(Data excerpts)
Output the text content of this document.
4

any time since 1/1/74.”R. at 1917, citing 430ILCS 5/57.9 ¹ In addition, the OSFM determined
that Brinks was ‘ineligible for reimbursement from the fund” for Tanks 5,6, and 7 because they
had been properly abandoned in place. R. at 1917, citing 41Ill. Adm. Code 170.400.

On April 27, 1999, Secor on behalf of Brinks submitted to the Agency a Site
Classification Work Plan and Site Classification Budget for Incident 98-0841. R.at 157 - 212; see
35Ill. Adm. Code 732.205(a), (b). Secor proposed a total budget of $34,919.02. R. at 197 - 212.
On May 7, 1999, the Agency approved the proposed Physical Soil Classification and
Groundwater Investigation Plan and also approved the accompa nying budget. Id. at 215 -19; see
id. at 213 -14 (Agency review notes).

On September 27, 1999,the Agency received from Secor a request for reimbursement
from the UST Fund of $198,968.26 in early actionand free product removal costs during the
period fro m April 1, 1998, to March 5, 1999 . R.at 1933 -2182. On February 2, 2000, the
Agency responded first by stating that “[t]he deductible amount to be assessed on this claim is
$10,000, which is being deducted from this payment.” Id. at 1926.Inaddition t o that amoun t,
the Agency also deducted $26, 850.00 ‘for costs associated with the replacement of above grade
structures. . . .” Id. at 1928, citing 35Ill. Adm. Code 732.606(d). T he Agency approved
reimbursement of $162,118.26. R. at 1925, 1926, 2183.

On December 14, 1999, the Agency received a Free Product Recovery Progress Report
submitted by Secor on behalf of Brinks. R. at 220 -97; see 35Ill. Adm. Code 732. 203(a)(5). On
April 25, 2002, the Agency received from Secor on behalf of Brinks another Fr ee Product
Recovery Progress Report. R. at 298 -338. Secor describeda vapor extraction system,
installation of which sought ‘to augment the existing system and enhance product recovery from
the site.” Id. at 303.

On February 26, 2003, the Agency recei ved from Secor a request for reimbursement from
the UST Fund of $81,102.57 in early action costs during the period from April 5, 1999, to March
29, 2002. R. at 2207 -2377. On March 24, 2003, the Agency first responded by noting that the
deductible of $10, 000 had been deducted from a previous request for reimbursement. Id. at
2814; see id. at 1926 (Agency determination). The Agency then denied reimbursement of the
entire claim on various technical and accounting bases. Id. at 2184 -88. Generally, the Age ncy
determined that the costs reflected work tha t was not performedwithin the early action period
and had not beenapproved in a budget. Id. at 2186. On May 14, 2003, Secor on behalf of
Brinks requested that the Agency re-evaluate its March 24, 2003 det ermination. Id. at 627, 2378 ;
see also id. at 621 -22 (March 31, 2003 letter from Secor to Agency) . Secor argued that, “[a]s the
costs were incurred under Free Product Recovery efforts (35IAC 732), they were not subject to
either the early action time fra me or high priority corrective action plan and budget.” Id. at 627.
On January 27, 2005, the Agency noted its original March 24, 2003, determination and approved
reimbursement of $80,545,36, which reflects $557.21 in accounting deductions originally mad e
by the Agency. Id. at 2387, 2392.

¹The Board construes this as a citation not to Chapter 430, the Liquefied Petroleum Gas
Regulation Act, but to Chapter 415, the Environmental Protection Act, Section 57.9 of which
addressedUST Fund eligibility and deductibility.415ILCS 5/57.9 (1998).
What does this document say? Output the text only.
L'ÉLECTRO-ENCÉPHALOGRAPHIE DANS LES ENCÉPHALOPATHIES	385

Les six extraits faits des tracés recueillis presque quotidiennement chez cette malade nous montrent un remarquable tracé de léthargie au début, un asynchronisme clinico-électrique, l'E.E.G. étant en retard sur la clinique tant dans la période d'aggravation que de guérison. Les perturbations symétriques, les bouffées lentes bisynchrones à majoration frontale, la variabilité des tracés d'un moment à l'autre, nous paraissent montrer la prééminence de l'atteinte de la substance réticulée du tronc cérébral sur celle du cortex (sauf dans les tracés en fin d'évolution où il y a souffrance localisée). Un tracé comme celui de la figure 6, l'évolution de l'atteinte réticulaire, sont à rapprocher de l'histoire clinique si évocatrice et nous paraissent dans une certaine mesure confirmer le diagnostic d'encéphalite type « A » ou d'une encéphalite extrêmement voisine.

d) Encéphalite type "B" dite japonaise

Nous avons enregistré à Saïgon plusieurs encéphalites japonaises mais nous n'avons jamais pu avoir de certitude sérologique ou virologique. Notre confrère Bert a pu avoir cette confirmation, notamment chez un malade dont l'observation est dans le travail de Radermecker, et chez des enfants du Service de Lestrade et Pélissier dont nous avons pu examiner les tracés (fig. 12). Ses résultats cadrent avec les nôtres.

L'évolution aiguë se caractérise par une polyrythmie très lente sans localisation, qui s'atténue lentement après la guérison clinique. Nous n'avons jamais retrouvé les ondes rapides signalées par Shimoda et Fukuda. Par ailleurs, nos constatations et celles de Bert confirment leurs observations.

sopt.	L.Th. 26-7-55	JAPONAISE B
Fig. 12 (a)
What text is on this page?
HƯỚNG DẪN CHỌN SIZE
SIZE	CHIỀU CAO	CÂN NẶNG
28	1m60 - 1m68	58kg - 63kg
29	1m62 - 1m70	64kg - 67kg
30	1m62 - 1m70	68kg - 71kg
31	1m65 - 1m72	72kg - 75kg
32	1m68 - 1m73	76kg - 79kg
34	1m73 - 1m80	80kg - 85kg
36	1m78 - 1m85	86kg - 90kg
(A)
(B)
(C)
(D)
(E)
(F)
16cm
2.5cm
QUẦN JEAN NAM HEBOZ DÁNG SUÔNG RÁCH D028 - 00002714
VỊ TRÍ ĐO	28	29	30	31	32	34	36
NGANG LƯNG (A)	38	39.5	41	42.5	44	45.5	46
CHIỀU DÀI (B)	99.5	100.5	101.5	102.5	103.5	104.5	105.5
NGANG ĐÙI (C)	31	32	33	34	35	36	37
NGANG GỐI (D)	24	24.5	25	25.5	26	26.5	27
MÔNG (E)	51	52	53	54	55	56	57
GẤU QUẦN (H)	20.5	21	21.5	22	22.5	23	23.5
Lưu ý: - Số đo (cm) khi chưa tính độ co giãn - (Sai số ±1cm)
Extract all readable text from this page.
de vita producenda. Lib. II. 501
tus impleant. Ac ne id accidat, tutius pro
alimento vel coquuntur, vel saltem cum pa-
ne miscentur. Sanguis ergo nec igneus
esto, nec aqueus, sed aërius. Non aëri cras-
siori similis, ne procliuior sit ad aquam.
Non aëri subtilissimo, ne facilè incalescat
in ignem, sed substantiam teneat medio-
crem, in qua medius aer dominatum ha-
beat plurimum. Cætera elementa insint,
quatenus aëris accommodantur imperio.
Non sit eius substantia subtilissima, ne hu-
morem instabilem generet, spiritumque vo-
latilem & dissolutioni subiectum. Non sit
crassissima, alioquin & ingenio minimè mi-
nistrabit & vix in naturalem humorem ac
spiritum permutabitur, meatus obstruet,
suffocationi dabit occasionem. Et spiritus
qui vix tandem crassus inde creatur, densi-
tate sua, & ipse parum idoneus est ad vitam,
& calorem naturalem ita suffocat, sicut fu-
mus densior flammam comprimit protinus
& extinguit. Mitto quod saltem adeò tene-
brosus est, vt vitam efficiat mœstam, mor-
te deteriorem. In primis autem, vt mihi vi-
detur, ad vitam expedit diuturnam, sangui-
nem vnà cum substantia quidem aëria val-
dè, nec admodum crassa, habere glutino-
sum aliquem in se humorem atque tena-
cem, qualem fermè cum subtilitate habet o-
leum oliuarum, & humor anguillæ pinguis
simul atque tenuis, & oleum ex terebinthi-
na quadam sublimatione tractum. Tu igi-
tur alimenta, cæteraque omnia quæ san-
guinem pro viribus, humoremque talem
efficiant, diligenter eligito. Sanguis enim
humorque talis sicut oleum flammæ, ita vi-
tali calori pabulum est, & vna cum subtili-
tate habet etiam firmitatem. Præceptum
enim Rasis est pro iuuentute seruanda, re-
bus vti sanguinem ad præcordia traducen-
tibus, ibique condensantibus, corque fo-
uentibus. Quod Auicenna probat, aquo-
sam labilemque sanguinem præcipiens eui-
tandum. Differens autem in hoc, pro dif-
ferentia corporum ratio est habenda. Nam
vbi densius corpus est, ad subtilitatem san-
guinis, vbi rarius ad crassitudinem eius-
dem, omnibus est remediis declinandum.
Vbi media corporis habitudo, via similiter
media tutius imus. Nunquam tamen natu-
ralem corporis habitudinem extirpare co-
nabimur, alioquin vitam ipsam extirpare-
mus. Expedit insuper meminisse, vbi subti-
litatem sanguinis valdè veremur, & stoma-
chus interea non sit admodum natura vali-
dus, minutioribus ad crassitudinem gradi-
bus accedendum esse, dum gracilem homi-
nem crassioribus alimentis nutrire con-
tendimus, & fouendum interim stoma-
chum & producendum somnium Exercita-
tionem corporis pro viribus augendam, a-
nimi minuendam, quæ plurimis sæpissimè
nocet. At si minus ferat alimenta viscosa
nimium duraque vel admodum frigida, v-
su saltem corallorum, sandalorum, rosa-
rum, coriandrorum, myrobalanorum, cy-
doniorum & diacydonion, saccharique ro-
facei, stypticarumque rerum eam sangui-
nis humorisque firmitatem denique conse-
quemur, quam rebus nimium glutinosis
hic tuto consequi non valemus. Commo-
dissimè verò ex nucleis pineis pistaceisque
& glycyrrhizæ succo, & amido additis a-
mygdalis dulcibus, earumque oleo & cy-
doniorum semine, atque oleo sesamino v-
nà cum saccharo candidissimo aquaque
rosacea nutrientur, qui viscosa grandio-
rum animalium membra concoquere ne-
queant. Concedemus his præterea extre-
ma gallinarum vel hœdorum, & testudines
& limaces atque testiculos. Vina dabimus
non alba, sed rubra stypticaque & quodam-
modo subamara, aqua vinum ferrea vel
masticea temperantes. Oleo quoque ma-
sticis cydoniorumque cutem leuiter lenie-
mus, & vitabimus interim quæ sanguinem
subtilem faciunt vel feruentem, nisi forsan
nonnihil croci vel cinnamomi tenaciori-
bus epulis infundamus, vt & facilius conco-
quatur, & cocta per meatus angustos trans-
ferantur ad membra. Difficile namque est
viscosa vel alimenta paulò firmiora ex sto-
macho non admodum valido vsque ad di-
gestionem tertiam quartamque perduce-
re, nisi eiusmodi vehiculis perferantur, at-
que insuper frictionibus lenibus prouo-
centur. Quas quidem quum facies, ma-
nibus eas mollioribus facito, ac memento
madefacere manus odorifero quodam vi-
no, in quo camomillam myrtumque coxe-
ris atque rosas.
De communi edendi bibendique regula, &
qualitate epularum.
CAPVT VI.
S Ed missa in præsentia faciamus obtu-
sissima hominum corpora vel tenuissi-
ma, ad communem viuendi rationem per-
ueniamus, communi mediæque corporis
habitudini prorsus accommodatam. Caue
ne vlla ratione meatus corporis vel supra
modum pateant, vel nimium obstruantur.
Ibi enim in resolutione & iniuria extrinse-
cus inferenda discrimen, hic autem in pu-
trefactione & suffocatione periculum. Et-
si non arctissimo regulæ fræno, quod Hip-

• [Task] Where a line above contains the string "quodam", copy that line.

• [Exercise solution]
non alba, sed rubra stypticaque & quodam-
madefacere manus odorifero quodam vi-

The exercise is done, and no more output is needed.